++++ Task material ++++
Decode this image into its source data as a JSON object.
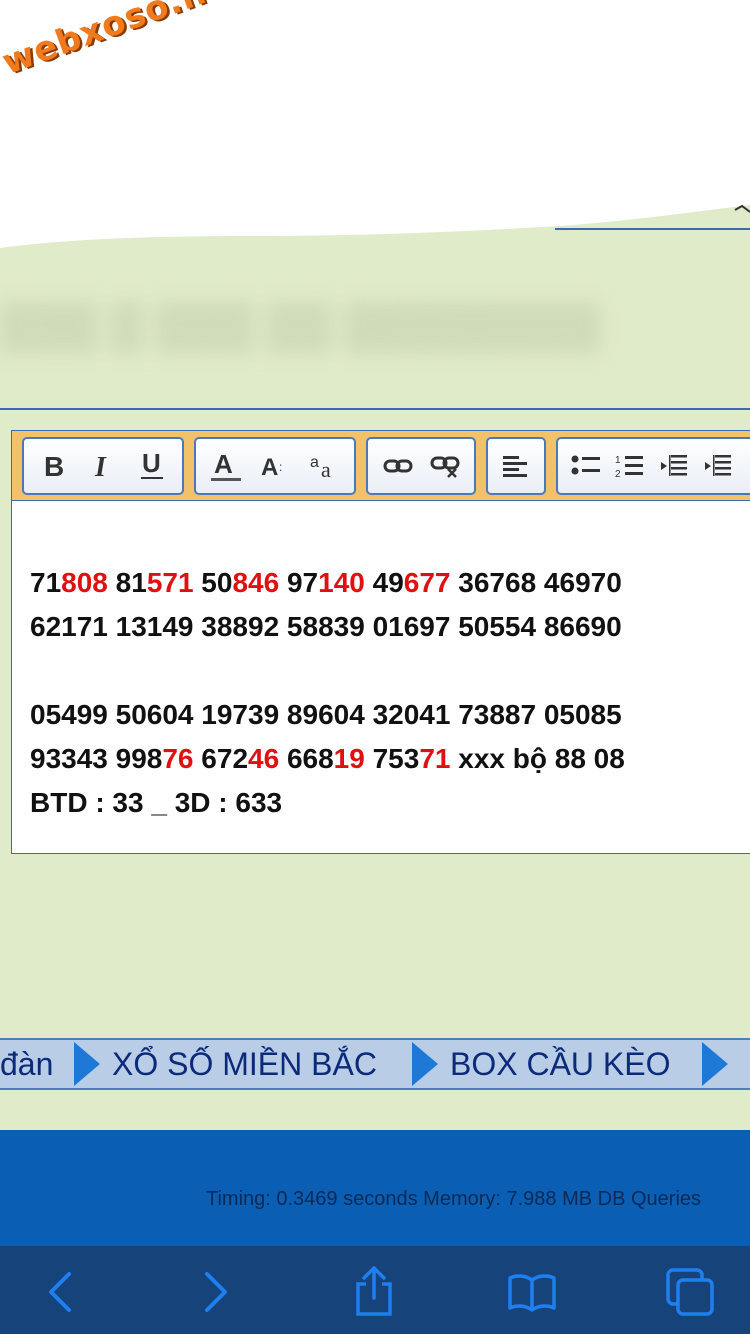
{
  "watermark": "webxoso.net",
  "blurred_title": "▒▒▒ ▒ ▒▒▒ ▒▒ ▒▒▒▒▒▒▒▒▒",
  "toolbar": {
    "groups": [
      {
        "name": "text-style",
        "buttons": [
          "bold-icon",
          "italic-icon",
          "underline-icon"
        ]
      },
      {
        "name": "font",
        "buttons": [
          "font-color-icon",
          "font-size-icon",
          "font-case-icon"
        ]
      },
      {
        "name": "links",
        "buttons": [
          "link-icon",
          "unlink-icon"
        ]
      },
      {
        "name": "align",
        "buttons": [
          "align-left-icon"
        ]
      },
      {
        "name": "lists",
        "buttons": [
          "bullet-list-icon",
          "numbered-list-icon",
          "outdent-icon",
          "indent-icon"
        ]
      }
    ]
  },
  "content": {
    "lines": [
      [
        {
          "t": "71",
          "red": false
        },
        {
          "t": "808",
          "red": true
        },
        {
          "t": " 81",
          "red": false
        },
        {
          "t": "571",
          "red": true
        },
        {
          "t": " 50",
          "red": false
        },
        {
          "t": "846",
          "red": true
        },
        {
          "t": " 97",
          "red": false
        },
        {
          "t": "140",
          "red": true
        },
        {
          "t": " 49",
          "red": false
        },
        {
          "t": "677",
          "red": true
        },
        {
          "t": " 36768 46970",
          "red": false
        }
      ],
      [
        {
          "t": "62171 13149 38892 58839 01697 50554 86690",
          "red": false
        }
      ],
      [
        {
          "t": "",
          "red": false
        }
      ],
      [
        {
          "t": "05499 50604 19739 89604 32041 73887 05085",
          "red": false
        }
      ],
      [
        {
          "t": "93343 998",
          "red": false
        },
        {
          "t": "76",
          "red": true
        },
        {
          "t": " 672",
          "red": false
        },
        {
          "t": "46",
          "red": true
        },
        {
          "t": " 668",
          "red": false
        },
        {
          "t": "19",
          "red": true
        },
        {
          "t": " 753",
          "red": false
        },
        {
          "t": "71",
          "red": true
        },
        {
          "t": " xxx bộ 88 08",
          "red": false
        }
      ],
      [
        {
          "t": "BTD : 33 _ 3D : 633",
          "red": false
        }
      ]
    ]
  },
  "nav": {
    "items": [
      "đàn",
      "XỔ SỐ MIỀN BẮC",
      "BOX CẦU KÈO"
    ]
  },
  "footer": {
    "timing": "Timing: 0.3469 seconds Memory: 7.988 MB DB Queries"
  },
  "safari": {
    "buttons": [
      "back-icon",
      "forward-icon",
      "share-icon",
      "bookmarks-icon",
      "tabs-icon"
    ]
  },
  "colors": {
    "page_bg": "#e0ebca",
    "highlight_red": "#e01010",
    "nav_text": "#0b2a7a",
    "footer_bg": "#0a5fb5",
    "safari_bar": "#16437a",
    "watermark": "#f07a1e"
  }
}
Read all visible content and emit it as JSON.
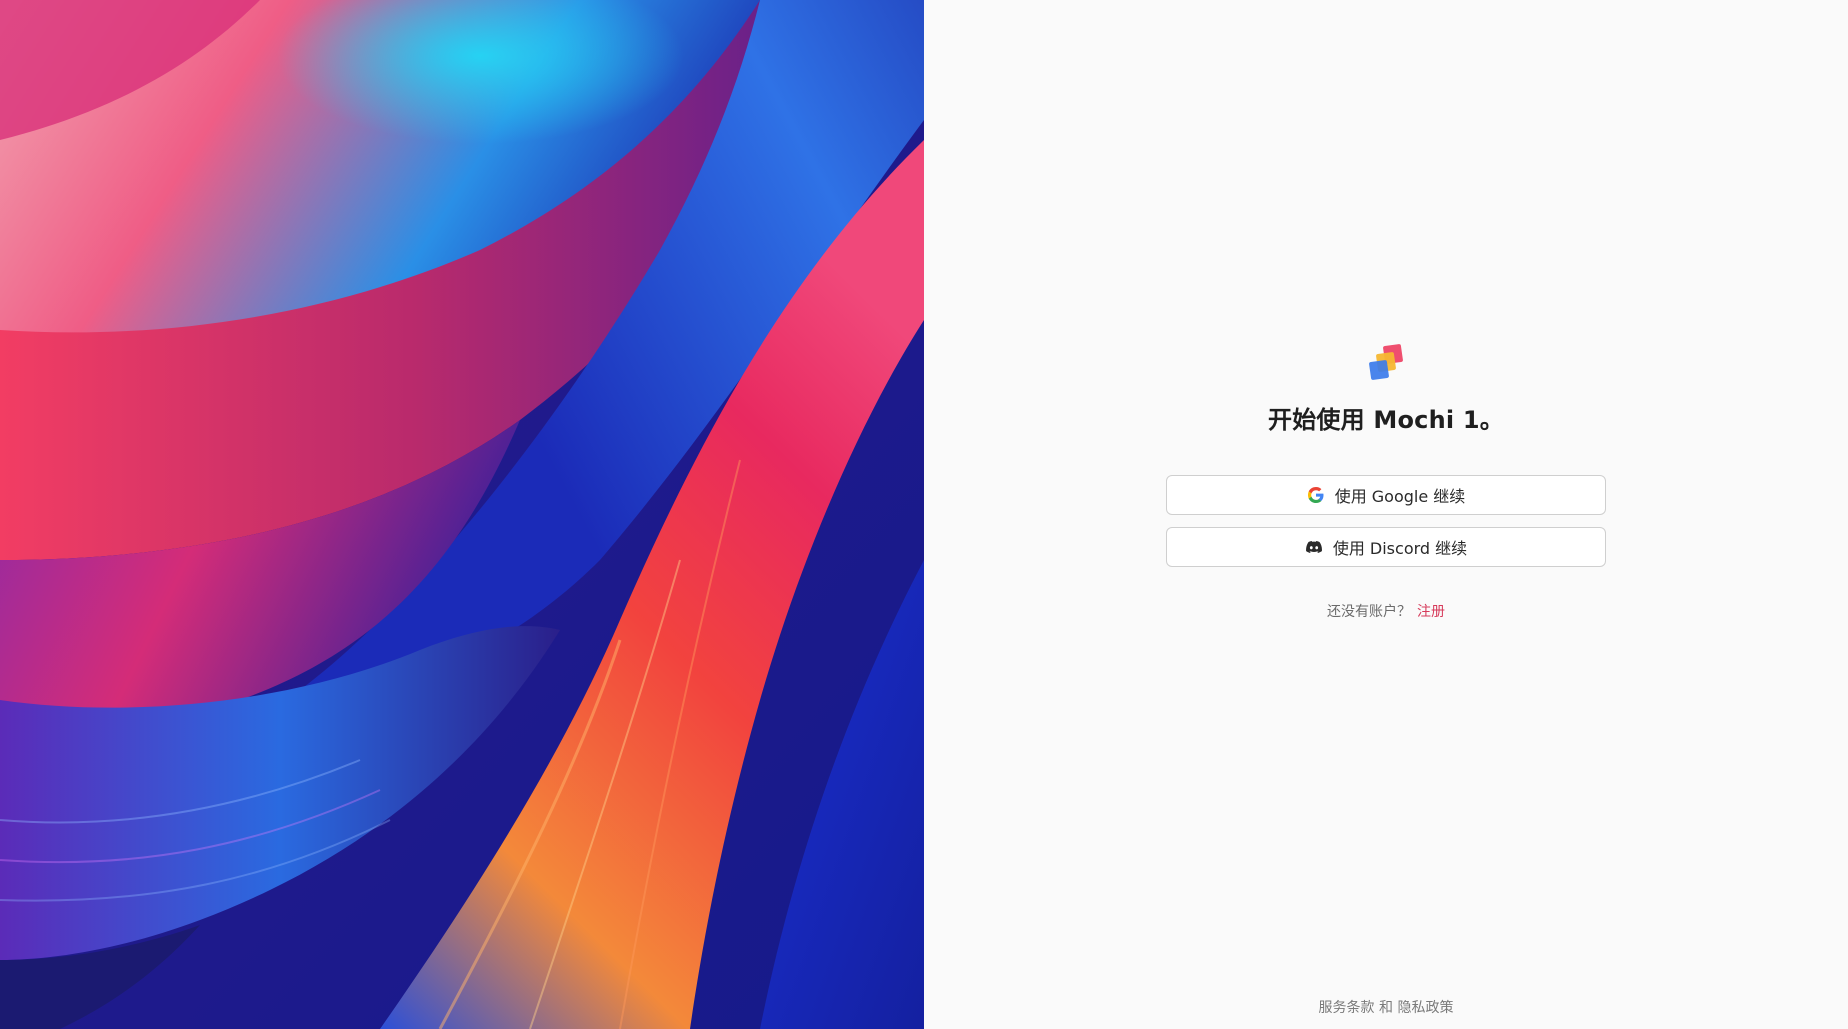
{
  "art": {
    "colors": {
      "deep_blue": "#1a1fa8",
      "bright_blue": "#1e5bdc",
      "cyan": "#1ec6ee",
      "magenta": "#e2246a",
      "red": "#f2304f",
      "orange": "#f46a2a",
      "purple": "#7a2aa0",
      "pink": "#f39aa8"
    }
  },
  "auth": {
    "logo_icon": "mochi-logo-icon",
    "title": "开始使用 Mochi 1。",
    "google_button": {
      "icon": "google-icon",
      "label": "使用 Google 继续"
    },
    "discord_button": {
      "icon": "discord-icon",
      "label": "使用 Discord 继续"
    },
    "signup": {
      "prompt": "还没有账户？",
      "link": "注册"
    },
    "footer": {
      "terms": "服务条款",
      "and": "和",
      "privacy": "隐私政策"
    }
  },
  "colors": {
    "accent_link": "#d63a5a",
    "page_bg": "#fafafa"
  }
}
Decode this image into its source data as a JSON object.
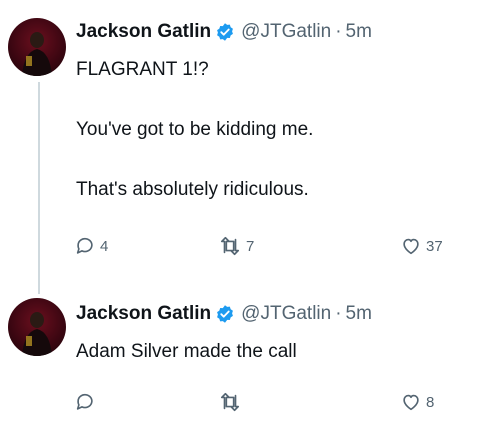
{
  "tweets": [
    {
      "author": {
        "name": "Jackson Gatlin",
        "handle": "@JTGatlin",
        "separator": "·",
        "time": "5m",
        "verified": true
      },
      "text_lines": [
        "FLAGRANT 1!?",
        "You've got to be kidding me.",
        "That's absolutely ridiculous."
      ],
      "actions": {
        "reply_count": "4",
        "retweet_count": "7",
        "like_count": "37"
      }
    },
    {
      "author": {
        "name": "Jackson Gatlin",
        "handle": "@JTGatlin",
        "separator": "·",
        "time": "5m",
        "verified": true
      },
      "text_lines": [
        "Adam Silver made the call"
      ],
      "actions": {
        "reply_count": "",
        "retweet_count": "",
        "like_count": "8"
      }
    }
  ],
  "icons": {
    "verified": "verified-badge-icon",
    "reply": "reply-icon",
    "retweet": "retweet-icon",
    "like": "heart-icon"
  },
  "colors": {
    "verified_blue": "#1d9bf0",
    "muted_text": "#536471",
    "text": "#0f1419",
    "thread_line": "#cfd9de"
  }
}
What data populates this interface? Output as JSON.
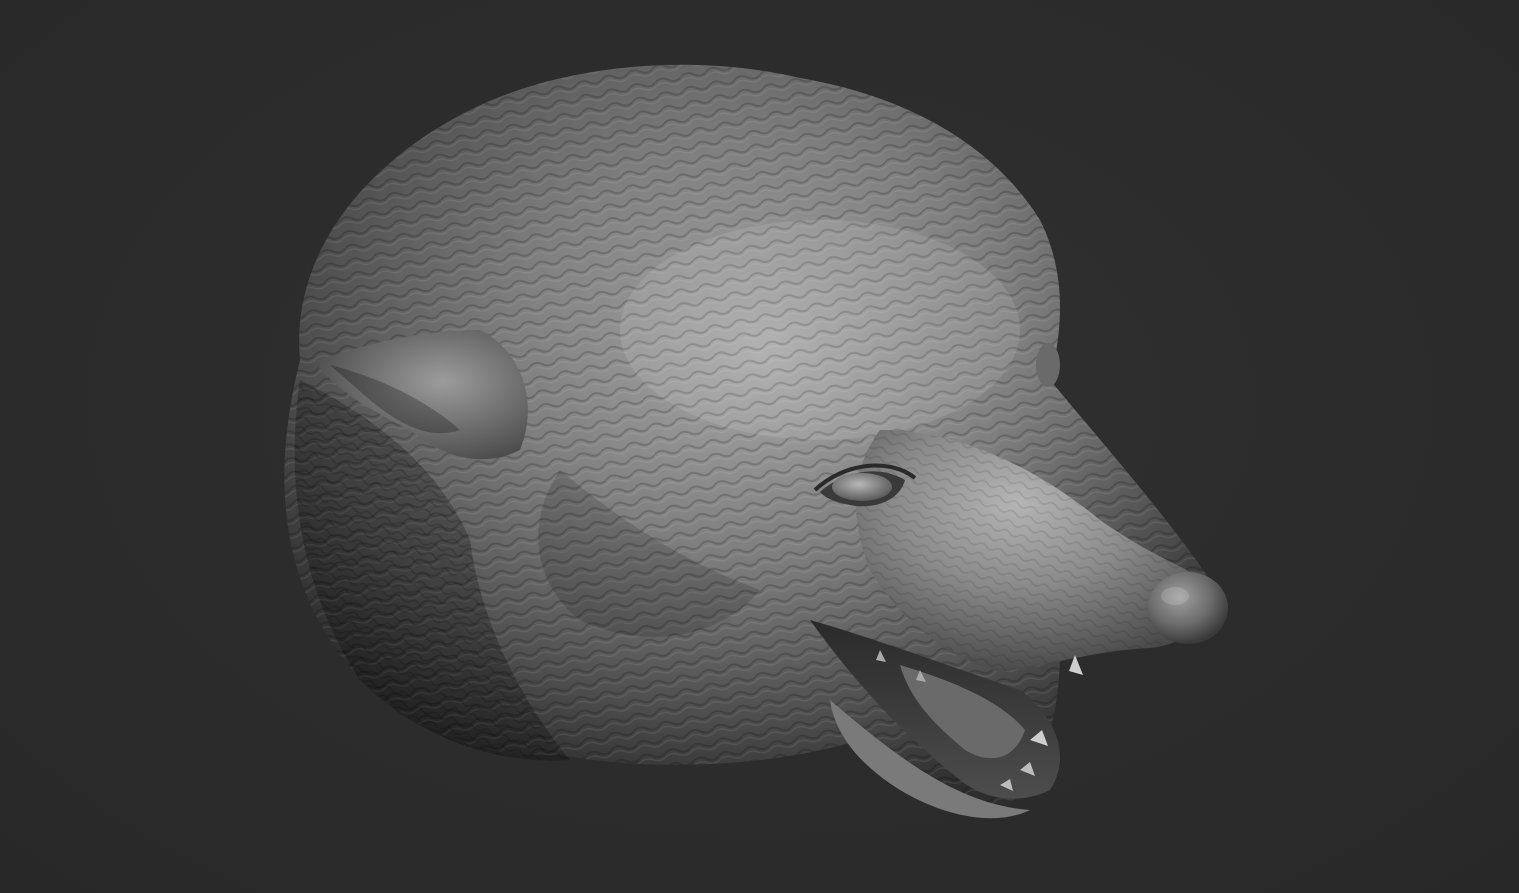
{
  "scene": {
    "subject": "wolf-head-sculpt",
    "background_color": "#2b2b2b",
    "material_color": "#8c8c8c",
    "highlight_color": "#d9d9d9",
    "shadow_color": "#1a1a1a",
    "subject_icon": "wolf-head-icon"
  }
}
++++
- **Required task**
Return each line where "JSON" shows up.

- **Expected output**
Decode this image into its source data as a JSON object.
Read all visible content and emit it as JSON.
Decode this image into its source data as a JSON object.
What data populates this interface? Output as JSON.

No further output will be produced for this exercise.